For every line in the records that has the word "label", make a copy.
* begin *
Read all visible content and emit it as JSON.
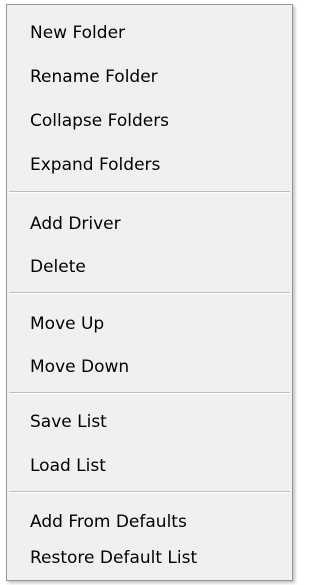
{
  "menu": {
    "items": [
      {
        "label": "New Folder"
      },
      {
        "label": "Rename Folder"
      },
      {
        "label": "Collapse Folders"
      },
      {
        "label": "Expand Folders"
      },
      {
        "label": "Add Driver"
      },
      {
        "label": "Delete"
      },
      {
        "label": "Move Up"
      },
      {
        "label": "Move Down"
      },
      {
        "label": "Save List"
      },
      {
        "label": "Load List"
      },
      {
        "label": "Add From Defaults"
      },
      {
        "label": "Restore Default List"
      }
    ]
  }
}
* end *
* begin *
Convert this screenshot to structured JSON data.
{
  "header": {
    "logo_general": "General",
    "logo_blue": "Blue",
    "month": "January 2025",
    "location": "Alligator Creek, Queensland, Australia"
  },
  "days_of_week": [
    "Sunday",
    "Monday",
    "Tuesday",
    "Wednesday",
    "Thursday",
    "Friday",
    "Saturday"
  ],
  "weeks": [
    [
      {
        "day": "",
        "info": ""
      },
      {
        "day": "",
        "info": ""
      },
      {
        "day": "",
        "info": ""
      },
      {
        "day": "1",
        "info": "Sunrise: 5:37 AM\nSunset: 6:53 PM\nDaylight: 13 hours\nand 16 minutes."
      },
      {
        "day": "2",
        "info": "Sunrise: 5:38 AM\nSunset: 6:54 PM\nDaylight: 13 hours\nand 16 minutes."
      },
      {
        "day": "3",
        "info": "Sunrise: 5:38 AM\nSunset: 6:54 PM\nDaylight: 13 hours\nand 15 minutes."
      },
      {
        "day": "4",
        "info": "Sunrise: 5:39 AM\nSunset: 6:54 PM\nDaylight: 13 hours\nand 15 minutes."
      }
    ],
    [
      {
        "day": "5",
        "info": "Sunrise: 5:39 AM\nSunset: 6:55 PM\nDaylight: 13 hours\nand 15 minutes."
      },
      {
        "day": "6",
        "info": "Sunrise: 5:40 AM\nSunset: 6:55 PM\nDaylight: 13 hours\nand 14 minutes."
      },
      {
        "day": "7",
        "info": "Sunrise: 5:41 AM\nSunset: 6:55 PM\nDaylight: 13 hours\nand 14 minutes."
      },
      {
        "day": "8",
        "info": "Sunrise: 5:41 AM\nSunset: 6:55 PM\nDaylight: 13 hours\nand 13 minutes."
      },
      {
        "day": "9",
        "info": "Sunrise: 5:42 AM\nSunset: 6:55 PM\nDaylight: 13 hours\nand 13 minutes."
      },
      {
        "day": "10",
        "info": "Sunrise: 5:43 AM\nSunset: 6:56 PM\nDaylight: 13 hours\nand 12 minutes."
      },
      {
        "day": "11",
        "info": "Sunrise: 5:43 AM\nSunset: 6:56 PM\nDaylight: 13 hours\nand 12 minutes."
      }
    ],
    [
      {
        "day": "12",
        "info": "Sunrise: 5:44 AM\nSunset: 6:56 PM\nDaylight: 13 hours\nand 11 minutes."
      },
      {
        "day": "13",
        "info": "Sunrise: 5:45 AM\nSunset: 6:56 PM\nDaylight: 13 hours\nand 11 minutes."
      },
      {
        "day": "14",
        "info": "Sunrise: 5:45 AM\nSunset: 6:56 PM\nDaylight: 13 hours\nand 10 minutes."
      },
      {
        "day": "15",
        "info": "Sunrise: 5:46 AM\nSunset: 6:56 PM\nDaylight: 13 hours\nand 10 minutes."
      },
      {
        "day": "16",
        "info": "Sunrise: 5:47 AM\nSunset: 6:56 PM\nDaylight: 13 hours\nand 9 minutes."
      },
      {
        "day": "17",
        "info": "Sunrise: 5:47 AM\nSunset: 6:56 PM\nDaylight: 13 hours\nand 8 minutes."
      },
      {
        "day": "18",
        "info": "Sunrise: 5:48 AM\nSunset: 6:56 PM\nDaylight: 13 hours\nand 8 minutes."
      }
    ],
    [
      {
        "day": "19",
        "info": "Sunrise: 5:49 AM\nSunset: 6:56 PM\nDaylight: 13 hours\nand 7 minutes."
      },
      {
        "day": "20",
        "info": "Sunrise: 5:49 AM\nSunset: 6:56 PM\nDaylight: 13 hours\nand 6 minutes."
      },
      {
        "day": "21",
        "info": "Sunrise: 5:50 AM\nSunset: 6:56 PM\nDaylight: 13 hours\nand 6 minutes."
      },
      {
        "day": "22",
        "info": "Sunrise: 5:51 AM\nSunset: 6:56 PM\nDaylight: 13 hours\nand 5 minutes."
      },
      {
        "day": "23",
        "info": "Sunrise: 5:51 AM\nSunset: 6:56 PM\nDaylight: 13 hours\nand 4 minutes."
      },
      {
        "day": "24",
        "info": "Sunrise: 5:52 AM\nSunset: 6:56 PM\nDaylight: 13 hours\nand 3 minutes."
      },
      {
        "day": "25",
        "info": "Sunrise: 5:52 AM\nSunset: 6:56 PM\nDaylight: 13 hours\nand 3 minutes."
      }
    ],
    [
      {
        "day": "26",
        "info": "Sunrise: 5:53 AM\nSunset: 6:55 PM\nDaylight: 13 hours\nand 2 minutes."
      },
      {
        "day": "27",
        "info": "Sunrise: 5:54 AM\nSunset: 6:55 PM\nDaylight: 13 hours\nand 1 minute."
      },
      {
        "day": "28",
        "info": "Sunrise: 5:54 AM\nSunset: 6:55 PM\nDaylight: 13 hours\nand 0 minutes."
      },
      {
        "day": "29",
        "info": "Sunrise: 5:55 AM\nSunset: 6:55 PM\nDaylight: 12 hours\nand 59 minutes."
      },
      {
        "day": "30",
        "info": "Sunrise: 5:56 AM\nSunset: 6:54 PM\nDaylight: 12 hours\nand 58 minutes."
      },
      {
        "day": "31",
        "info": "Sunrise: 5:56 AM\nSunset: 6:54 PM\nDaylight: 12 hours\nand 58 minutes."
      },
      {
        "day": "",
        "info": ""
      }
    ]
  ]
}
* end *
● **Task answer**
        "label": "New Folder"
        "label": "Rename Folder"
        "label": "Collapse Folders"
        "label": "Expand Folders"
        "label": "Add Driver"
        "label": "Delete"
        "label": "Move Up"
        "label": "Move Down"
        "label": "Save List"
        "label": "Load List"
        "label": "Add From Defaults"
        "label": "Restore Default List"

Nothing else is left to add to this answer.